(Dataset entries on figures)
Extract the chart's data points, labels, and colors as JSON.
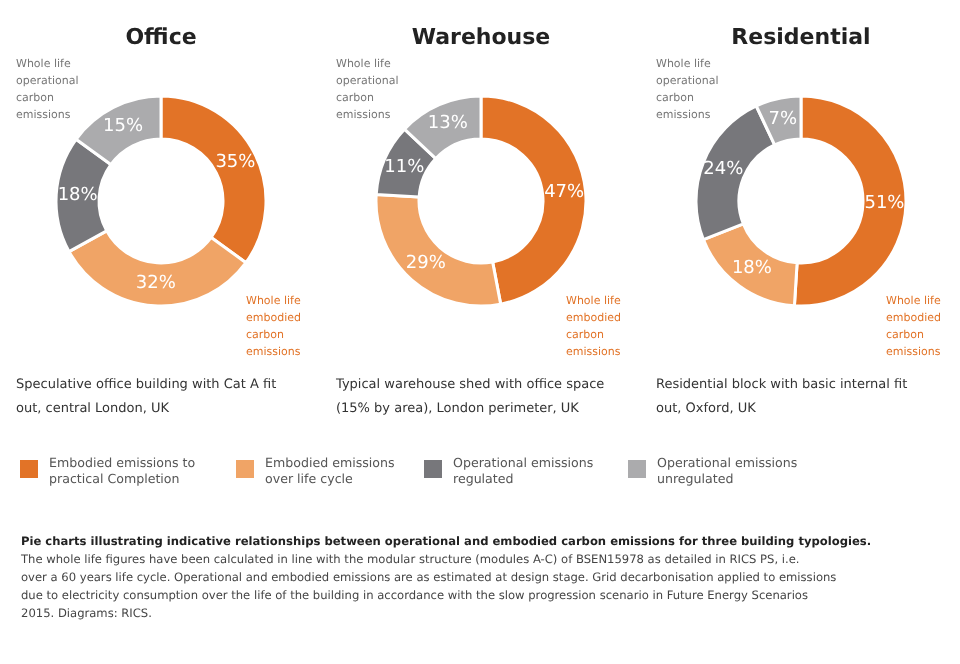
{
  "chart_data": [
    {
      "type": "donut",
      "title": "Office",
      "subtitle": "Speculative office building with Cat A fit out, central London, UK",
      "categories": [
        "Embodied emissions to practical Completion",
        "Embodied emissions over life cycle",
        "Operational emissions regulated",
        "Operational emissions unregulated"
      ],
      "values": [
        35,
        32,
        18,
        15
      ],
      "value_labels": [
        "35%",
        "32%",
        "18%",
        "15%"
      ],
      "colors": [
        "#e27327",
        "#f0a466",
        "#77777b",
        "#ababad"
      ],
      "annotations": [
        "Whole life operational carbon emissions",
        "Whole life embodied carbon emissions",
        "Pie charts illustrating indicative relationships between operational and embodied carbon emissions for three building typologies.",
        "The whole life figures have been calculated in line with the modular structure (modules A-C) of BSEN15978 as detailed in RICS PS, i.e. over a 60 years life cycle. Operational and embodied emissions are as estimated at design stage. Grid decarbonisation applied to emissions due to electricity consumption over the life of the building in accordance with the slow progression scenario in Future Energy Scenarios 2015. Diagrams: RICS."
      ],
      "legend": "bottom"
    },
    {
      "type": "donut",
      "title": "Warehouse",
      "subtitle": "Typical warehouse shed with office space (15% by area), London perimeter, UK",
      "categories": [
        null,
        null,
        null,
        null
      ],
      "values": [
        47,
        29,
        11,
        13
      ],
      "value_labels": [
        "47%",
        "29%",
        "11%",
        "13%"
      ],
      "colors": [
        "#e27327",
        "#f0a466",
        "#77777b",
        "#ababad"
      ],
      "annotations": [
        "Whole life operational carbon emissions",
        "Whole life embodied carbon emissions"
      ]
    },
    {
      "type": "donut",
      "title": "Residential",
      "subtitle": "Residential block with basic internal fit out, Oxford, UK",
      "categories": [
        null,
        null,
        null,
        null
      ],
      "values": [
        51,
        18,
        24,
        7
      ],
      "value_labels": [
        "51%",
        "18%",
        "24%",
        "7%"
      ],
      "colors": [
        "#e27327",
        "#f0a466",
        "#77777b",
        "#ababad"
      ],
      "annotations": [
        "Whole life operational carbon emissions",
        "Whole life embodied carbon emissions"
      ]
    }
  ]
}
...
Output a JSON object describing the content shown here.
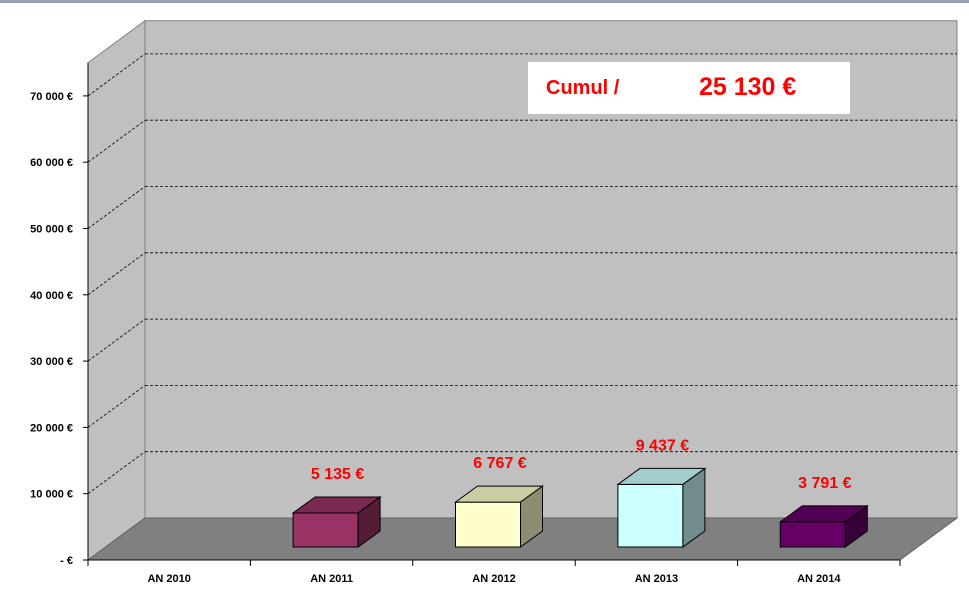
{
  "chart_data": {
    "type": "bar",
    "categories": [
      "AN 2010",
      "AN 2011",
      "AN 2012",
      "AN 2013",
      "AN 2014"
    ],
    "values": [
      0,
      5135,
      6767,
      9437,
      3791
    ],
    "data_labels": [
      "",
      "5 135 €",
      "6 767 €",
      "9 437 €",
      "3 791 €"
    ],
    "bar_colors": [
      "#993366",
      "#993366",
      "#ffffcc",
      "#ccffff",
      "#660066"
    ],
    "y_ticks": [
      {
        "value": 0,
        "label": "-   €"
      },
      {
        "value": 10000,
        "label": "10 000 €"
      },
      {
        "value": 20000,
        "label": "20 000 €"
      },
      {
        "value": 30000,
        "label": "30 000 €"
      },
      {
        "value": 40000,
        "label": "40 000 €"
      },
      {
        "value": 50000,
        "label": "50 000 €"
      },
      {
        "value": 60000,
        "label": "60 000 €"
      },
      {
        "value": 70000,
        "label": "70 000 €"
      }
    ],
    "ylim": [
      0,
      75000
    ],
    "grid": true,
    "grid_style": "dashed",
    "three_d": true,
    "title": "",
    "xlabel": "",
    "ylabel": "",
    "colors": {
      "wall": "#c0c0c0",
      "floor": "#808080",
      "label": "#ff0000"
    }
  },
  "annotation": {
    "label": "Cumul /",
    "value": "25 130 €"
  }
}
* * *
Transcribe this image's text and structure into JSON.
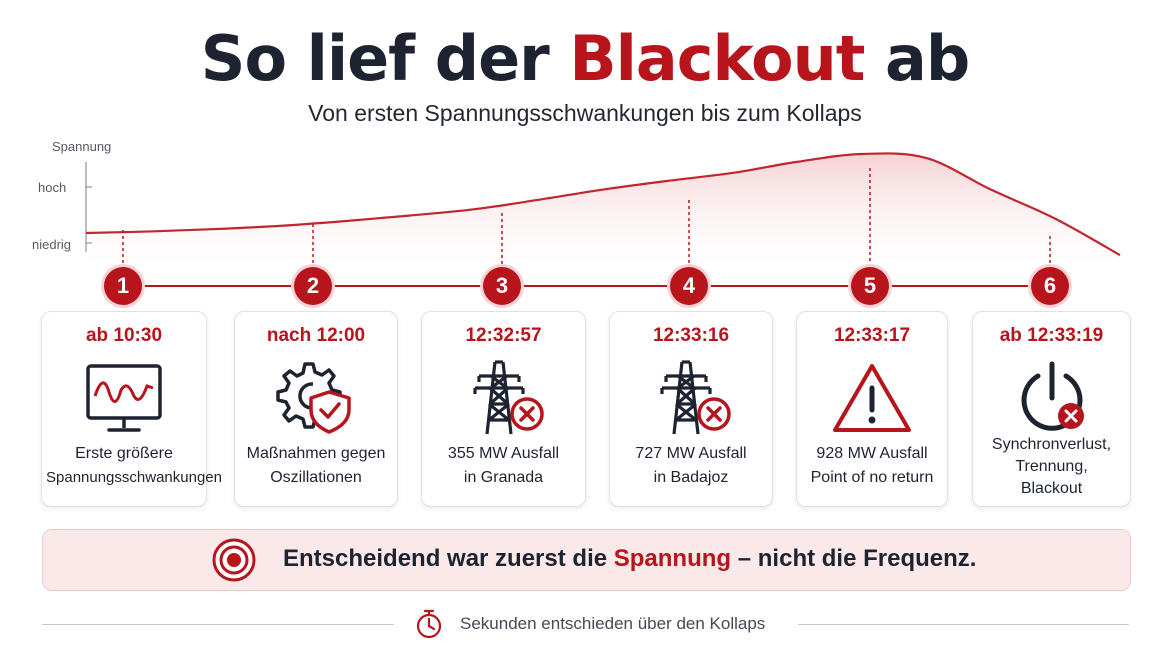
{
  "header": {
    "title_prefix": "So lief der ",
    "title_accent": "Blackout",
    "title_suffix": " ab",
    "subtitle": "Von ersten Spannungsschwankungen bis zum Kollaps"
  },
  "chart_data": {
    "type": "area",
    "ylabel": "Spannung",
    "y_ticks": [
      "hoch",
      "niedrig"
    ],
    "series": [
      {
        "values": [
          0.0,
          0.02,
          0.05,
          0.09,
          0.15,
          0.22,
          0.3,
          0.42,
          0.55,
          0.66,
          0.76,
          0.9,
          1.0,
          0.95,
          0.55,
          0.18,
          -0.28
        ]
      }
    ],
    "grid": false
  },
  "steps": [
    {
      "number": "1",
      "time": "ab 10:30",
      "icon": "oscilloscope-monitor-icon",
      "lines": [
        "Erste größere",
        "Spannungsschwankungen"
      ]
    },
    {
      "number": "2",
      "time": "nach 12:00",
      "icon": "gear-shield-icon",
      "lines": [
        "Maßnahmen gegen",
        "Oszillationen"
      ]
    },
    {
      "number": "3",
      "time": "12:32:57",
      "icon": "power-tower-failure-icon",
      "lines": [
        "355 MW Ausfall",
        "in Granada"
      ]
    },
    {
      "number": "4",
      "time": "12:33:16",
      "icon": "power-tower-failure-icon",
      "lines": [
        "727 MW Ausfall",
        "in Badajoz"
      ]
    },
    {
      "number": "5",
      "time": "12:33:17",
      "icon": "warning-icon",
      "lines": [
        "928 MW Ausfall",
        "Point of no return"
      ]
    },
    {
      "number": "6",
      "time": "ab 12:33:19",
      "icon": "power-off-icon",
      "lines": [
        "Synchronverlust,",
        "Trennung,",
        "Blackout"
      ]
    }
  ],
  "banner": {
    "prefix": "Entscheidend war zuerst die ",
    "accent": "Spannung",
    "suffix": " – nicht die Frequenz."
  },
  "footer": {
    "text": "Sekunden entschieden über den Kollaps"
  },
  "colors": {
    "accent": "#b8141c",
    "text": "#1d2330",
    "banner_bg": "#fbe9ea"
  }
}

WHAT IS REQUIRED: Your answer should be a single number: the count of lines in the data that include the word "emissions".

FULL SOLUTION: 12